--- Data ---

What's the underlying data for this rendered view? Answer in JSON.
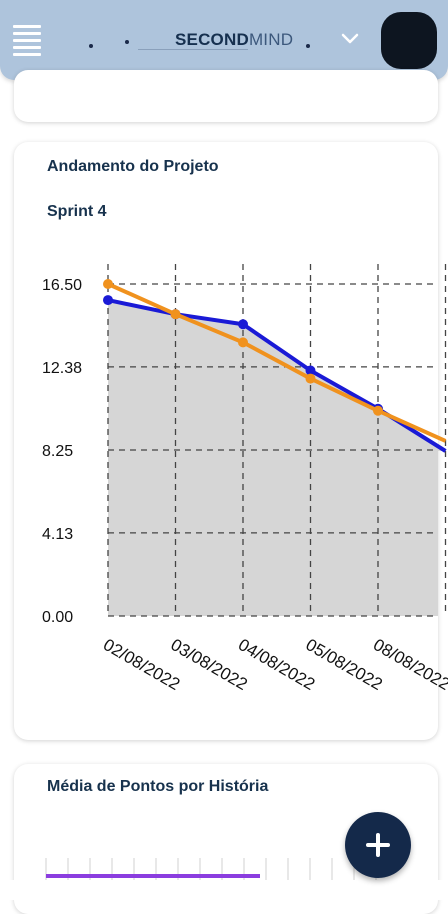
{
  "header": {
    "logo_bold": "SECOND",
    "logo_light": "MIND",
    "menu_icon": "hamburger-menu-icon",
    "dropdown_icon": "chevron-down-icon"
  },
  "project_card": {
    "title": "Andamento do Projeto",
    "sprint_label": "Sprint 4"
  },
  "chart_data": {
    "type": "line",
    "x": [
      "02/08/2022",
      "03/08/2022",
      "04/08/2022",
      "05/08/2022",
      "08/08/2022",
      ""
    ],
    "y_ticks": [
      "0.00",
      "4.13",
      "8.25",
      "12.38",
      "16.50"
    ],
    "ylim": [
      0,
      16.5
    ],
    "grid": true,
    "series": [
      {
        "values": [
          15.7,
          15.0,
          14.5,
          12.2,
          10.3,
          8.2
        ],
        "color": "#1a1ad6",
        "fill": "#d6d6d6"
      },
      {
        "values": [
          16.5,
          15.0,
          13.6,
          11.8,
          10.2,
          8.7
        ],
        "color": "#f0921e"
      }
    ]
  },
  "second_card": {
    "title": "Média de Pontos por História",
    "bar_color": "#8b3ddf"
  },
  "fab": {
    "label": "+"
  }
}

--- Goal ---
Quote every line word for word and keep the images out of the copy.

--- Answer ---
What's the underlying data for this rendered view? Answer in JSON.
{
  "header": {
    "logo_bold": "SECOND",
    "logo_light": "MIND",
    "menu_icon": "hamburger-menu-icon",
    "dropdown_icon": "chevron-down-icon"
  },
  "project_card": {
    "title": "Andamento do Projeto",
    "sprint_label": "Sprint 4"
  },
  "chart_data": {
    "type": "line",
    "x": [
      "02/08/2022",
      "03/08/2022",
      "04/08/2022",
      "05/08/2022",
      "08/08/2022",
      ""
    ],
    "y_ticks": [
      "0.00",
      "4.13",
      "8.25",
      "12.38",
      "16.50"
    ],
    "ylim": [
      0,
      16.5
    ],
    "grid": true,
    "series": [
      {
        "values": [
          15.7,
          15.0,
          14.5,
          12.2,
          10.3,
          8.2
        ],
        "color": "#1a1ad6",
        "fill": "#d6d6d6"
      },
      {
        "values": [
          16.5,
          15.0,
          13.6,
          11.8,
          10.2,
          8.7
        ],
        "color": "#f0921e"
      }
    ]
  },
  "second_card": {
    "title": "Média de Pontos por História",
    "bar_color": "#8b3ddf"
  },
  "fab": {
    "label": "+"
  }
}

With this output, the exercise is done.